RECORD EXCERPTS →
* * *
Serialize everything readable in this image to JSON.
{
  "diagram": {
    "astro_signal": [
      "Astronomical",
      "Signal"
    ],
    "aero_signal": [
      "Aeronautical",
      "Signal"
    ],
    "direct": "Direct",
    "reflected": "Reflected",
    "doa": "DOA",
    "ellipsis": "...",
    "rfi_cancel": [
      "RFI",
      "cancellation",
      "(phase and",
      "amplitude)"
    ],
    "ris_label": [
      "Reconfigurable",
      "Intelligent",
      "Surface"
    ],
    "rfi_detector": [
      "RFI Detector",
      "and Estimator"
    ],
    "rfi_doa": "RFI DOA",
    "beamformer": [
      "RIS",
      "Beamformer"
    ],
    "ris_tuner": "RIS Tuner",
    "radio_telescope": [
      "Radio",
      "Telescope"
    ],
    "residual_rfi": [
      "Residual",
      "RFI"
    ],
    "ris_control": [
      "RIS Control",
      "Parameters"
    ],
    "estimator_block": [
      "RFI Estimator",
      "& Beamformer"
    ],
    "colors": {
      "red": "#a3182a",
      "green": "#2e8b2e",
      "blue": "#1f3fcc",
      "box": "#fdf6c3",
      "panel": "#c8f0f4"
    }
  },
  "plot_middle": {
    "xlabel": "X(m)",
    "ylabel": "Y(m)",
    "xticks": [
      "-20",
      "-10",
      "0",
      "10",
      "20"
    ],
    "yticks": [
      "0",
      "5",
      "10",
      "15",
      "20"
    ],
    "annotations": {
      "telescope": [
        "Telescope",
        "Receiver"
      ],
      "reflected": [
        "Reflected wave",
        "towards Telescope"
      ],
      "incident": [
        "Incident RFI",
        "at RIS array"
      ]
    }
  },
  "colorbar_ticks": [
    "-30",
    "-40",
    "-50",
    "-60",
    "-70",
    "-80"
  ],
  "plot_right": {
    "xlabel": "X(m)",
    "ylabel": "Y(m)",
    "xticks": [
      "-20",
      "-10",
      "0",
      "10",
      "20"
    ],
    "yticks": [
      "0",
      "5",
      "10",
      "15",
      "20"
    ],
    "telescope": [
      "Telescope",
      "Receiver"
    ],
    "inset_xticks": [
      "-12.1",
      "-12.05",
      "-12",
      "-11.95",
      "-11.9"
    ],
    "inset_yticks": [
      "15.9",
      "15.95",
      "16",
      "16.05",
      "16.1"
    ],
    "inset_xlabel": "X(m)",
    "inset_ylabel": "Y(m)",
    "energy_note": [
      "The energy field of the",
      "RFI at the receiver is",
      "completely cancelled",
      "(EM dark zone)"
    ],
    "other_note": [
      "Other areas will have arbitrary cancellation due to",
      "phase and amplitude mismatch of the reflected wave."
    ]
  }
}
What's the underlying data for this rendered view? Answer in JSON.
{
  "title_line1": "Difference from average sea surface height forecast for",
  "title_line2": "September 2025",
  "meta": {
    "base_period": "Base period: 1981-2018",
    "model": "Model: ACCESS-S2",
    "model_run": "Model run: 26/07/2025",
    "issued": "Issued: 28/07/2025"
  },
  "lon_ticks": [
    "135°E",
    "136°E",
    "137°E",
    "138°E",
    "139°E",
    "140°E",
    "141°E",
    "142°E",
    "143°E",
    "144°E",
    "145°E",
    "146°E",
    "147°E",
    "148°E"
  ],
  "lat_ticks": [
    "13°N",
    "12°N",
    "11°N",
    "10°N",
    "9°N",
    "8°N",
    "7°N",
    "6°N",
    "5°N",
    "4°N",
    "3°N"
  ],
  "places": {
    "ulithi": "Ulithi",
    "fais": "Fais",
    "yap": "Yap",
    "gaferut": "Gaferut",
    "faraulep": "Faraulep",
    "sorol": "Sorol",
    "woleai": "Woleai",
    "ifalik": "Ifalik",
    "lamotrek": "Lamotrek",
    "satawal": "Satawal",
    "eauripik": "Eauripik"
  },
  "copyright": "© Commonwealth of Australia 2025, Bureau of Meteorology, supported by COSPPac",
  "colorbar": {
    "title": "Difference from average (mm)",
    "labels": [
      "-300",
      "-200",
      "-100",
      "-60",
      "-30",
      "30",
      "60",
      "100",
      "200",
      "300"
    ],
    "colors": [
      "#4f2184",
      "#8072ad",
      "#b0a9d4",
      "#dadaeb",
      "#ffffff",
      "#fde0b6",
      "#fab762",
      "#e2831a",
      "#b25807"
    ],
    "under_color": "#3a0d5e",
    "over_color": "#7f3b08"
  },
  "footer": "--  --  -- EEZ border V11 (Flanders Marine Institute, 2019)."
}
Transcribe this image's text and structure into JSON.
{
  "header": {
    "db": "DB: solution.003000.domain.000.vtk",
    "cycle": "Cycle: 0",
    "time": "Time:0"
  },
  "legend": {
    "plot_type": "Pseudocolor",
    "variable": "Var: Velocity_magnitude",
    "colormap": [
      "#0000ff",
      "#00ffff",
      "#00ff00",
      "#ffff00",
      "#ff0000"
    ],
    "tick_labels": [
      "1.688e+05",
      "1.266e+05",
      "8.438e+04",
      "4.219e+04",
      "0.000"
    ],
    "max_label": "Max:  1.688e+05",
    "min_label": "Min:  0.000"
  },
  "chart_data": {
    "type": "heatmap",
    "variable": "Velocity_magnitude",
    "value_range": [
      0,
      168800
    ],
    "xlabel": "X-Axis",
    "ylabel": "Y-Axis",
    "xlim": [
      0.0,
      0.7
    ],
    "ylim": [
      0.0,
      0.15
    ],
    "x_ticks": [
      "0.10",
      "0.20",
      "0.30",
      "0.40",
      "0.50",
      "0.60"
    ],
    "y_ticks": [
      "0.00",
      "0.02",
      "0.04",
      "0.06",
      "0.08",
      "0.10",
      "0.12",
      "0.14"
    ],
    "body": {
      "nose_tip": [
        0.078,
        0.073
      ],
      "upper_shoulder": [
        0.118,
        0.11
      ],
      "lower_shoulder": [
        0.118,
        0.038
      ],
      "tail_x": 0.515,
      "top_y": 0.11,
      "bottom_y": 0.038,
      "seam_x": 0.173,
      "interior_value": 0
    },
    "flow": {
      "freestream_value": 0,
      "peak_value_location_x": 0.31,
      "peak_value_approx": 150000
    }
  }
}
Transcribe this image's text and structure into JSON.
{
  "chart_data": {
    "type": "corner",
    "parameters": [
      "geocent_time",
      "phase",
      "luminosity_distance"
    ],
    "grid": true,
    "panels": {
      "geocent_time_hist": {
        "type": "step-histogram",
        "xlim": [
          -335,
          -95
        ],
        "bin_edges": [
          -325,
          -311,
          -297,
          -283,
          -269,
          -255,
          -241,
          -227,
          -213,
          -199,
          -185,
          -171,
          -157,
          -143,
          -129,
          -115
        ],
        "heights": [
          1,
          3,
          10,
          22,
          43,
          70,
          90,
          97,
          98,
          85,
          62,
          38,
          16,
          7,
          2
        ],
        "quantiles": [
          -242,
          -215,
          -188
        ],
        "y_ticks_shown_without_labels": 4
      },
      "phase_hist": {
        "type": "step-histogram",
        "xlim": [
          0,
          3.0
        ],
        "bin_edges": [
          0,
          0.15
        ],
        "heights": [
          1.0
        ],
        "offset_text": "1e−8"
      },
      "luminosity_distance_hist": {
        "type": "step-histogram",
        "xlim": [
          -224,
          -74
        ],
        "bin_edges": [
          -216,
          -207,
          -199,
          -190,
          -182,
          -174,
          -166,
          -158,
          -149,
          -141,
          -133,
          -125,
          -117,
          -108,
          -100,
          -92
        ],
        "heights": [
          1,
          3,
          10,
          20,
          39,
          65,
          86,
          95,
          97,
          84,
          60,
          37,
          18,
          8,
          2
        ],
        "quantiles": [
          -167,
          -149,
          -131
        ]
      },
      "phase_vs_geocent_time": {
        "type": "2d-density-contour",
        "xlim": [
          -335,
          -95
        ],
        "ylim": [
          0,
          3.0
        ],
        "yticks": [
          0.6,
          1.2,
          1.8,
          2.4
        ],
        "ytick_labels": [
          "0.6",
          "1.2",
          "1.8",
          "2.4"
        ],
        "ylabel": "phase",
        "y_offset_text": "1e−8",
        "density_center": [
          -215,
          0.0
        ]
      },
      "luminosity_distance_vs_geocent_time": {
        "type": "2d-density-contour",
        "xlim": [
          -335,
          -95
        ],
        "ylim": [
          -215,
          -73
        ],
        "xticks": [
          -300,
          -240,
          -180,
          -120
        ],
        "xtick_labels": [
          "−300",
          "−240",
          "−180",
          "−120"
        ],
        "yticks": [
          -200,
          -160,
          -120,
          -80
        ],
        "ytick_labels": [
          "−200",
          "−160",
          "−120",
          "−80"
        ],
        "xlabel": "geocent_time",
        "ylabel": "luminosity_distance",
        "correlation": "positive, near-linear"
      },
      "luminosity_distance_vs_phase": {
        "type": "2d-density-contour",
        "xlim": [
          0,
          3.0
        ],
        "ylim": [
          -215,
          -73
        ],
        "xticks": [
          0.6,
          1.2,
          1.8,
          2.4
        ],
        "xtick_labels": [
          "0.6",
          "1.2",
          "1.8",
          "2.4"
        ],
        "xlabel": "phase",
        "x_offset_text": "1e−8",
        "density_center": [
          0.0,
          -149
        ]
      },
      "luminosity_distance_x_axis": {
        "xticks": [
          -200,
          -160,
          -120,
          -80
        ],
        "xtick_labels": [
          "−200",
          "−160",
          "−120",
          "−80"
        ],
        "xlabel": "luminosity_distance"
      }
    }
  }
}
* * *
Search the records above for "this". Copy each line where it is found.

WRITTEN REPLY →
Serialize everything readable in this image to JSON.
What's the underlying data for this rendered view? Answer in JSON.
Transcribe this image's text and structure into JSON.
Transcribe this image's text and structure into JSON.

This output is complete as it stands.